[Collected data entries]

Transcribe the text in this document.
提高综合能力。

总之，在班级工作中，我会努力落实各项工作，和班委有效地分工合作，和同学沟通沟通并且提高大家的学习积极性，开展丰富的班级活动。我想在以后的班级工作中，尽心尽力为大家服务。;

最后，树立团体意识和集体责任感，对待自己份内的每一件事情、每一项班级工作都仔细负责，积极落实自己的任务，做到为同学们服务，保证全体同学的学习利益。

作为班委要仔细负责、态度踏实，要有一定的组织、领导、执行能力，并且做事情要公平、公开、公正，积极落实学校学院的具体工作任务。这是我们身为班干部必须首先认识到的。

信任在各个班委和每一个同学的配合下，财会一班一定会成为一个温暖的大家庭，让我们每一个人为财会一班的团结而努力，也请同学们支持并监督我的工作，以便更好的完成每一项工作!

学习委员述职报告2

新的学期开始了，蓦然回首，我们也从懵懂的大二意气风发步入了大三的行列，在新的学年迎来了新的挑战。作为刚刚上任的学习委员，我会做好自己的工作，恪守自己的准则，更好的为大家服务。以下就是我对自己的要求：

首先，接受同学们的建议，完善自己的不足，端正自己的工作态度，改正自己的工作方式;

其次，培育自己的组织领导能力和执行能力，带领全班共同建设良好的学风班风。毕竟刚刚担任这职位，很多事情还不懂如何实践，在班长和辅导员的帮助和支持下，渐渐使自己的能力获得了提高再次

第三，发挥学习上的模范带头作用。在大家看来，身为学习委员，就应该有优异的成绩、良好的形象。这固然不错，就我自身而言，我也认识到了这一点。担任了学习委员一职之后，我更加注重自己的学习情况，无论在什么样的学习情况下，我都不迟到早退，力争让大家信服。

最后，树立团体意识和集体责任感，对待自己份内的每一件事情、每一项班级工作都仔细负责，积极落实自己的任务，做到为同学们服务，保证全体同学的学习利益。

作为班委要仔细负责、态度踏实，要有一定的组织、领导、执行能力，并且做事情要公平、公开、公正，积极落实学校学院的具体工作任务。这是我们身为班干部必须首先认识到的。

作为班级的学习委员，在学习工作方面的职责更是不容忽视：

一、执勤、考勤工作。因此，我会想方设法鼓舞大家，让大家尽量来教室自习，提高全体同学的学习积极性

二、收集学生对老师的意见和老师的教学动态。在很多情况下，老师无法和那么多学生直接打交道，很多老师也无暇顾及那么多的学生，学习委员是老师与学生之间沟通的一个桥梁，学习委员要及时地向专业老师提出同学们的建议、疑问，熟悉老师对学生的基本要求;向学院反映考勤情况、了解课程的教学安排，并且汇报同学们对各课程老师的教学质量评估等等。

_Short problem_. Using the data above, output each line exactly.

_Written answer_.
Transcribe the text in this document.
提高综合能力。

总之，在班级工作中，我会努力落实各项工作，和班委有效地分工合作，和同学沟通沟通并且提高大家的学习积极性，开展丰富的班级活动。我想在以后的班级工作中，尽心尽力为大家服务。;

最后，树立团体意识和集体责任感，对待自己份内的每一件事情、每一项班级工作都仔细负责，积极落实自己的任务，做到为同学们服务，保证全体同学的学习利益。

作为班委要仔细负责、态度踏实，要有一定的组织、领导、执行能力，并且做事情要公平、公开、公正，积极落实学校学院的具体工作任务。这是我们身为班干部必须首先认识到的。

信任在各个班委和每一个同学的配合下，财会一班一定会成为一个温暖的大家庭，让我们每一个人为财会一班的团结而努力，也请同学们支持并监督我的工作，以便更好的完成每一项工作!

学习委员述职报告2

新的学期开始了，蓦然回首，我们也从懵懂的大二意气风发步入了大三的行列，在新的学年迎来了新的挑战。作为刚刚上任的学习委员，我会做好自己的工作，恪守自己的准则，更好的为大家服务。以下就是我对自己的要求：

首先，接受同学们的建议，完善自己的不足，端正自己的工作态度，改正自己的工作方式;

其次，培育自己的组织领导能力和执行能力，带领全班共同建设良好的学风班风。毕竟刚刚担任这职位，很多事情还不懂如何实践，在班长和辅导员的帮助和支持下，渐渐使自己的能力获得了提高再次

第三，发挥学习上的模范带头作用。在大家看来，身为学习委员，就应该有优异的成绩、良好的形象。这固然不错，就我自身而言，我也认识到了这一点。担任了学习委员一职之后，我更加注重自己的学习情况，无论在什么样的学习情况下，我都不迟到早退，力争让大家信服。

最后，树立团体意识和集体责任感，对待自己份内的每一件事情、每一项班级工作都仔细负责，积极落实自己的任务，做到为同学们服务，保证全体同学的学习利益。

作为班委要仔细负责、态度踏实，要有一定的组织、领导、执行能力，并且做事情要公平、公开、公正，积极落实学校学院的具体工作任务。这是我们身为班干部必须首先认识到的。

作为班级的学习委员，在学习工作方面的职责更是不容忽视：

一、执勤、考勤工作。因此，我会想方设法鼓舞大家，让大家尽量来教室自习，提高全体同学的学习积极性

二、收集学生对老师的意见和老师的教学动态。在很多情况下，老师无法和那么多学生直接打交道，很多老师也无暇顾及那么多的学生，学习委员是老师与学生之间沟通的一个桥梁，学习委员要及时地向专业老师提出同学们的建议、疑问，熟悉老师对学生的基本要求;向学院反映考勤情况、了解课程的教学安排，并且汇报同学们对各课程老师的教学质量评估等等。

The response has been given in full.